::: SELECTED TEXT

Replacing traditional wheelie bins, the system will transport waste from commercial buildings and apartments at up to 70kmh through a 6.5km system of underground vacuum pipes located beneath the city centre to a central waste collection station. The system will collect three waste streams including general, organic and recyclable waste.

Sunshine Coast Mayor, Mark Jamieson, said the waste system would be installed in stages over the coming decade and would make the 53- hectare Maroochydore City Centre one of the cleanest and greenest cities in the country.

“I’m very proud the Sunshine Coast is leading the charge in Australia with this innovative waste collection solution, and I’m sure other cities and major urban projects will soon be following in our footsteps,” Mr Jamison said.

“The rubbish revolution means that city workers and residents will never have to walk past rows of wheelie bins or be woken early by noisy garbage trucks in the Maroochydore City Centre.

“Common aspects of waste collection such as odours and vermin will be avoided, and the costs of daily street cleaning will be reduced.

“As well as making our city heart more attractive, this technology has a track record of increasing recycling rates, so our natural environment will benefit too.

“The waste system will cost $21 million, which will be fully recovered from occupants of the CBD over the life of the system.”

Using vacuum technology to control waste

Envac, which invented underground automated waste collection in the 1960s, will handle the waste of over 2,000 apartments, retail outlets and commercial spaces in Maroochydore, with each building including at least three waste inlets for organic, recyclable and general waste.

Public areas will also have their own waste inlets, enabling the new city streets, parks and plazas to be effectively serviced by the new technology and avoiding overflowing bins.

Users discard their waste as usual in Envac’s self-emptying waste inlets—which look the same as other bins—with the waste stored in a sealed compartment below ground until the vacuum pump is activated at the central waste facility, usually twice each day.

The vacuum system will then consecutively collect each type of waste, sucking the waste through a system of underground pipes to the central facility, where it will be stored in sealed compactors for collection by council’s contractor.

“New urban developments in Stockholm, Seoul, Barcelona, London, Singapore and Beijing have all utilised the Swedish-designed Envac waste collection system—but no Australian city has done so—until now,” Mr Jamison said.

Installing the system

Installation of the automated waste system is underway with the first shipment of pipes for Stage 1A of the project arriving in February last year and construction commencing in June 2017.

Construction of the pipe network for Stage 1A is progressing and is on track to be complete in September.

A development application for the waste collection station was submitted late last year and is currently under consideration by the Department of State Development, Manufacturing, Infrastructure and Planning.

::::::
::: RECORDS SUPPLIED

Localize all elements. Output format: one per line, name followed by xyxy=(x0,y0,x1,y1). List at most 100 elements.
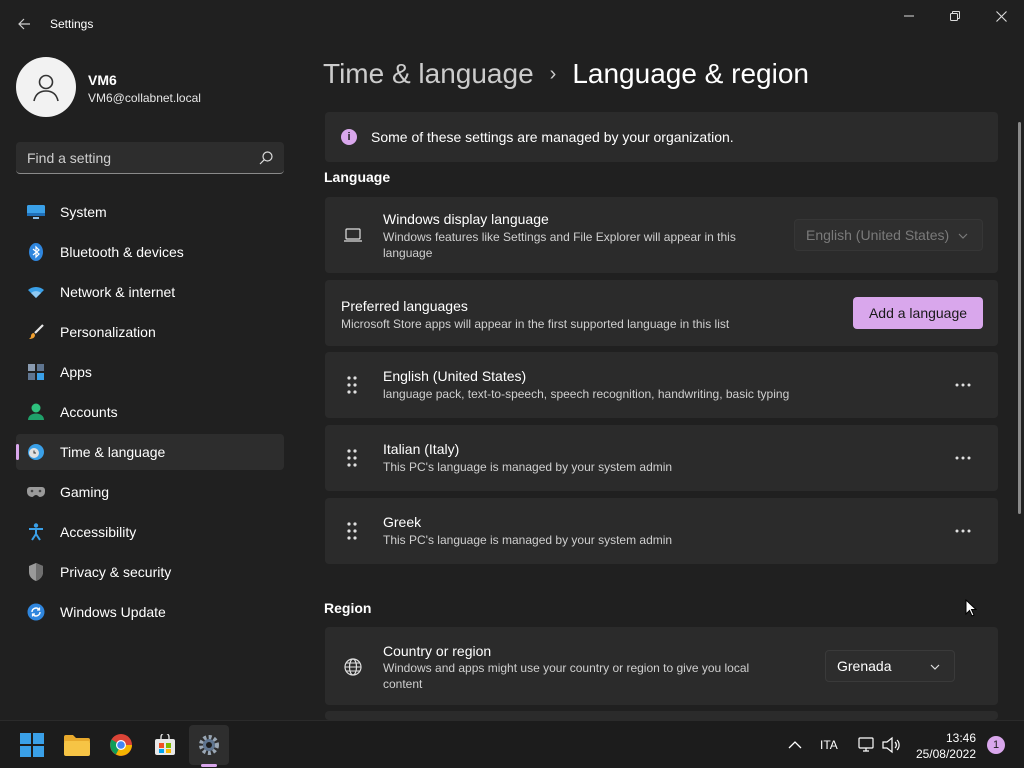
update-icon xyxy=(26,602,46,622)
sidebar-item-label: Gaming xyxy=(60,484,110,500)
language-name: English (United States) xyxy=(383,368,527,384)
file-explorer-icon xyxy=(64,735,90,756)
sidebar-item-label: Windows Update xyxy=(60,604,166,620)
shield-icon xyxy=(26,562,46,582)
brush-icon xyxy=(26,322,46,342)
sidebar-item-label: Time & language xyxy=(60,444,166,460)
notification-badge[interactable]: 1 xyxy=(987,736,1005,754)
sidebar-item-accounts[interactable]: Accounts xyxy=(16,394,284,430)
language-section-title: Language xyxy=(324,169,391,185)
clock-time: 13:46 xyxy=(945,731,976,745)
chevron-up-icon[interactable] xyxy=(785,735,805,755)
sidebar-item-accessibility[interactable]: Accessibility xyxy=(16,514,284,550)
page-title: Language & region xyxy=(572,58,809,89)
user-email: VM6@collabnet.local xyxy=(88,91,201,105)
sidebar-item-time-language[interactable]: Time & language xyxy=(16,434,284,470)
language-detail: language pack, text-to-speech, speech re… xyxy=(383,387,790,401)
sidebar-item-personalization[interactable]: Personalization xyxy=(16,314,284,350)
more-options-button[interactable] xyxy=(948,373,978,397)
language-name: Italian (Italy) xyxy=(383,441,460,457)
search-icon[interactable] xyxy=(258,150,274,166)
sidebar-item-windows-update[interactable]: Windows Update xyxy=(16,594,284,630)
breadcrumb: Time & language › Language & region xyxy=(323,58,809,90)
sidebar-item-bluetooth[interactable]: Bluetooth & devices xyxy=(16,234,284,270)
sidebar-item-network[interactable]: Network & internet xyxy=(16,274,284,310)
monitor-icon xyxy=(26,202,46,222)
display-language-value: English (United States) xyxy=(806,227,950,243)
clock[interactable]: 13:46 25/08/2022 xyxy=(904,730,976,762)
sidebar-item-label: Network & internet xyxy=(60,284,176,300)
scrollbar[interactable] xyxy=(1018,122,1021,514)
clock-globe-icon xyxy=(26,442,46,462)
country-region-dropdown[interactable]: Grenada xyxy=(825,650,955,682)
language-detail: This PC's language is managed by your sy… xyxy=(383,533,673,547)
more-icon xyxy=(955,456,971,460)
mouse-cursor-icon xyxy=(965,599,977,617)
sidebar-item-system[interactable]: System xyxy=(16,194,284,230)
sidebar-item-gaming[interactable]: Gaming xyxy=(16,474,284,510)
language-row[interactable]: Greek This PC's language is managed by y… xyxy=(325,498,998,564)
sidebar-item-label: Privacy & security xyxy=(60,564,172,580)
taskbar-store[interactable] xyxy=(145,725,185,765)
taskbar-file-explorer[interactable] xyxy=(57,725,97,765)
display-language-dropdown[interactable]: English (United States) xyxy=(794,219,983,251)
drag-handle-icon[interactable] xyxy=(344,448,360,468)
chevron-down-icon xyxy=(958,233,968,239)
next-card-partial xyxy=(325,711,998,720)
avatar[interactable] xyxy=(16,57,76,117)
taskbar-settings[interactable] xyxy=(189,725,229,765)
store-icon xyxy=(155,734,175,755)
preferred-languages-title: Preferred languages xyxy=(341,298,468,314)
restore-icon xyxy=(950,11,960,21)
sidebar-item-apps[interactable]: Apps xyxy=(16,354,284,390)
sidebar-nav: System Bluetooth & devices Network & int… xyxy=(16,194,284,634)
sidebar-item-label: Apps xyxy=(60,364,92,380)
sidebar-item-privacy-security[interactable]: Privacy & security xyxy=(16,554,284,590)
info-icon: i xyxy=(341,129,357,145)
language-detail: This PC's language is managed by your sy… xyxy=(383,460,673,474)
display-language-title: Windows display language xyxy=(383,211,549,227)
drag-handle-icon[interactable] xyxy=(344,375,360,395)
country-region-value: Grenada xyxy=(837,658,892,674)
more-options-button[interactable] xyxy=(948,446,978,470)
close-icon xyxy=(995,10,1007,22)
restore-button[interactable] xyxy=(932,4,978,28)
sidebar-item-label: Personalization xyxy=(60,324,156,340)
language-row[interactable]: Italian (Italy) This PC's language is ma… xyxy=(325,425,998,491)
person-icon xyxy=(26,402,46,422)
breadcrumb-parent[interactable]: Time & language xyxy=(323,58,534,90)
chevron-down-icon xyxy=(930,664,940,670)
laptop-icon xyxy=(344,228,362,242)
country-region-title: Country or region xyxy=(383,643,492,659)
search-box[interactable] xyxy=(16,142,284,174)
back-button[interactable] xyxy=(12,12,36,36)
settings-icon xyxy=(199,735,219,755)
minimize-button[interactable] xyxy=(886,4,932,28)
volume-icon[interactable] xyxy=(881,735,901,755)
add-language-button[interactable]: Add a language xyxy=(853,297,983,329)
taskbar-chrome[interactable] xyxy=(101,725,141,765)
start-button[interactable] xyxy=(12,725,52,765)
network-icon[interactable] xyxy=(857,735,877,755)
globe-icon xyxy=(344,658,362,676)
clock-date: 25/08/2022 xyxy=(915,747,976,761)
accessibility-icon xyxy=(26,522,46,542)
close-button[interactable] xyxy=(978,4,1024,28)
apps-icon xyxy=(26,362,46,382)
language-row[interactable]: English (United States) language pack, t… xyxy=(325,352,998,418)
country-region-card: Country or region Windows and apps might… xyxy=(325,627,998,705)
user-name: VM6 xyxy=(88,72,117,88)
drag-handle-icon[interactable] xyxy=(344,521,360,541)
bluetooth-icon xyxy=(26,242,46,262)
active-app-indicator xyxy=(201,764,217,767)
gamepad-icon xyxy=(26,482,46,502)
search-input[interactable] xyxy=(16,142,246,173)
sidebar-item-label: System xyxy=(60,204,107,220)
more-options-button[interactable] xyxy=(948,519,978,543)
display-language-card: Windows display language Windows feature… xyxy=(325,197,998,273)
input-language-indicator[interactable]: ITA xyxy=(820,738,838,752)
display-language-description: Windows features like Settings and File … xyxy=(383,230,736,260)
chrome-icon xyxy=(110,734,132,756)
breadcrumb-separator: › xyxy=(549,62,557,85)
sidebar-item-label: Accessibility xyxy=(60,524,137,540)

::::::

*WHAT YOU WILL DO*:
**a.** Condense the paragraph of the waste collection text that begins "Users discard their waste as usual" into a short bulleted list that keeps its main facts.
**b.** In the waste collection text, switch "plazas" to "squares" and give everything from "Public areas will" down to "twice each day." with that change.
**c.** Decide whether each statement agrees with the waste collection text. Answer yes or no for each, and quote the words of the text that settle it.
(i) The waste system will cost $21 million.
(ii) The vacuum pump is usually activated three times each day.
(iii) Construction of the system began in June 2017.

*ANSWERS GIVEN*:
**a.**
- Users throw away waste as usual in Envac's self-emptying waste inlets, which look like ordinary bins.
- The waste is held in a sealed compartment below ground.
- It stays there until the vacuum pump at the central waste facility is activated, usually twice a day.

**b.**
Public areas will also have their own waste inlets, enabling the new city streets, parks and squares to be effectively serviced by the new technology and avoiding overflowing bins.

Users discard their waste as usual in Envac’s self-emptying waste inlets—which look the same as other bins—with the waste stored in a sealed compartment below ground until the vacuum pump is activated at the central waste facility, usually twice each day.

**c.**
(i) Yes: "The waste system will cost $21 million"
(ii) No: "usually twice each day"
(iii) Yes: "construction commencing in June 2017"